■ **PROVIDED MATERIAL**:
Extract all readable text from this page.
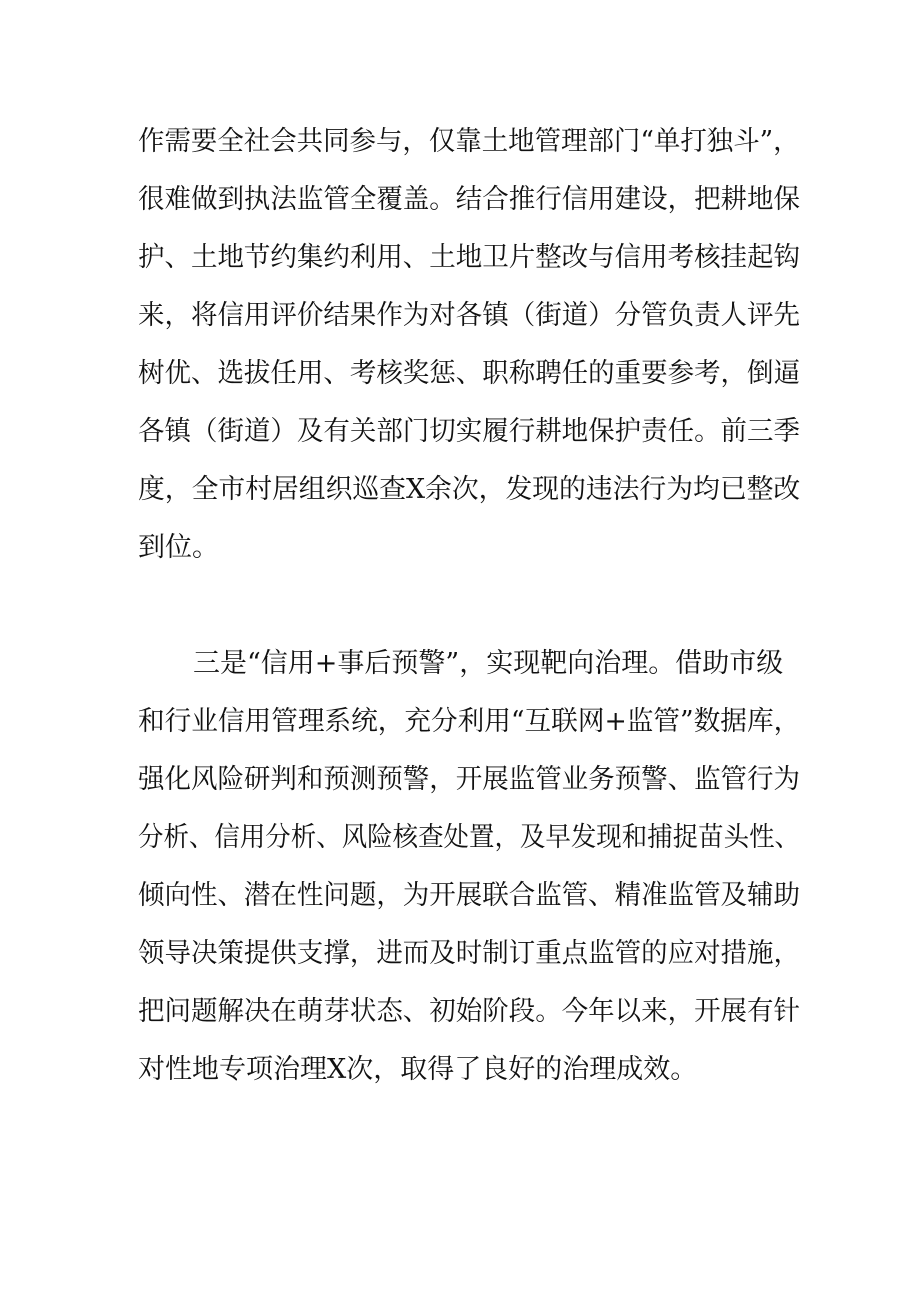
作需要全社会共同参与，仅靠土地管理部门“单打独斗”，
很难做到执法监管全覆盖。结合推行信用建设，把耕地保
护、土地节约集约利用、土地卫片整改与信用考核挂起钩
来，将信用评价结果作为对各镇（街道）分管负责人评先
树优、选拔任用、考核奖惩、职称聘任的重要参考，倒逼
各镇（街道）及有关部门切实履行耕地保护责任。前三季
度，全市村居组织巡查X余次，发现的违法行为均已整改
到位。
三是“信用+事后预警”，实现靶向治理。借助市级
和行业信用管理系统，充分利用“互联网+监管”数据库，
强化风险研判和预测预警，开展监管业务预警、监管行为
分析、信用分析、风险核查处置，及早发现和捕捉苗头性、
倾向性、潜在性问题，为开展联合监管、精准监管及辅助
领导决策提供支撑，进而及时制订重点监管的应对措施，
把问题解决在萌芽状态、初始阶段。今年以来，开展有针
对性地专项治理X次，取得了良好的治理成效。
...
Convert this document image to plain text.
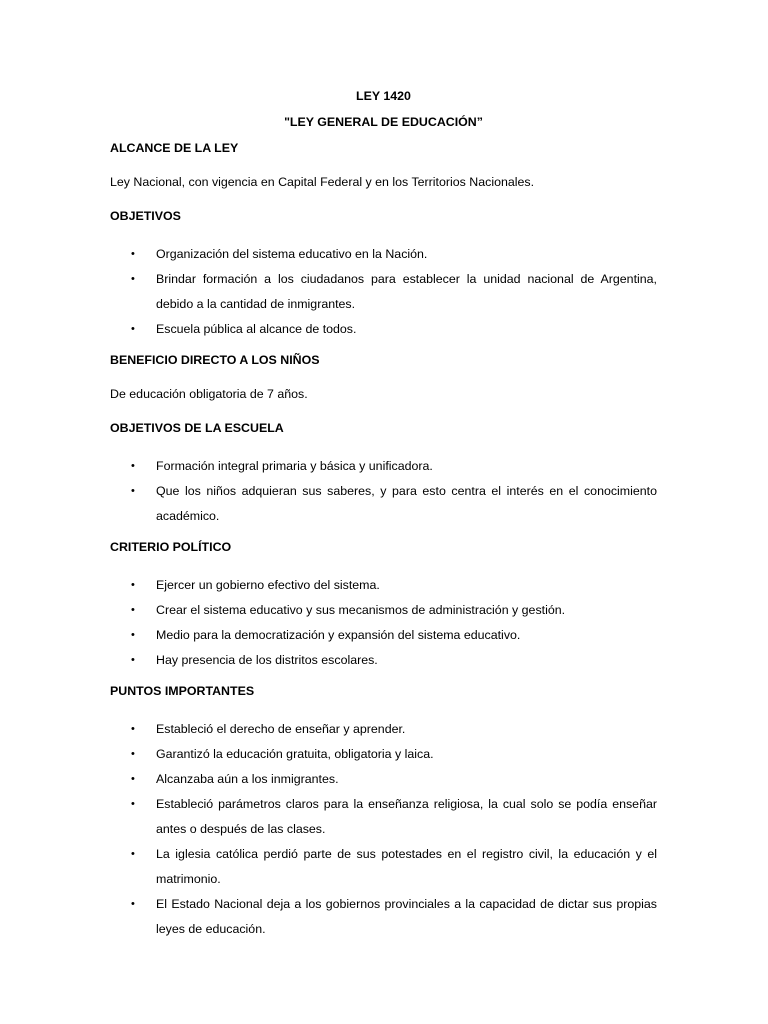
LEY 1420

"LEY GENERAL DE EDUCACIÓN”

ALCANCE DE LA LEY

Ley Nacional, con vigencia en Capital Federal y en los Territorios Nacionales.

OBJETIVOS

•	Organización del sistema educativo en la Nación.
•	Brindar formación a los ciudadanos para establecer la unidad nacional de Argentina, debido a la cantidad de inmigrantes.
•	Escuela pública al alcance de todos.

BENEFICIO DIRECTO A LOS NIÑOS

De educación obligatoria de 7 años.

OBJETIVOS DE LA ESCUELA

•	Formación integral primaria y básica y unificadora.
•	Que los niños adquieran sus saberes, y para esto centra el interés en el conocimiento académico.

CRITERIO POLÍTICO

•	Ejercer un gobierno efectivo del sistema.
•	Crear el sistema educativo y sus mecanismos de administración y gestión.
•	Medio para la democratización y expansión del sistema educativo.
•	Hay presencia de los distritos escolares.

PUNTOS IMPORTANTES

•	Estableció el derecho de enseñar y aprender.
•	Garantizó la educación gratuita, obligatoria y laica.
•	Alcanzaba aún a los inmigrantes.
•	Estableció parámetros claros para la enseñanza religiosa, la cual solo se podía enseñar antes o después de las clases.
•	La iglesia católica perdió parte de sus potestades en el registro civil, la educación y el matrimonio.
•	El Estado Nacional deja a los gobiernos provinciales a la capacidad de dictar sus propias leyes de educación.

■ **DIRECTIONS**:
Return every line above in which the string "sistema" occurs.

■ **CORRECT RESULT**:
•	Organización del sistema educativo en la Nación.
•	Ejercer un gobierno efectivo del sistema.
•	Crear el sistema educativo y sus mecanismos de administración y gestión.
•	Medio para la democratización y expansión del sistema educativo.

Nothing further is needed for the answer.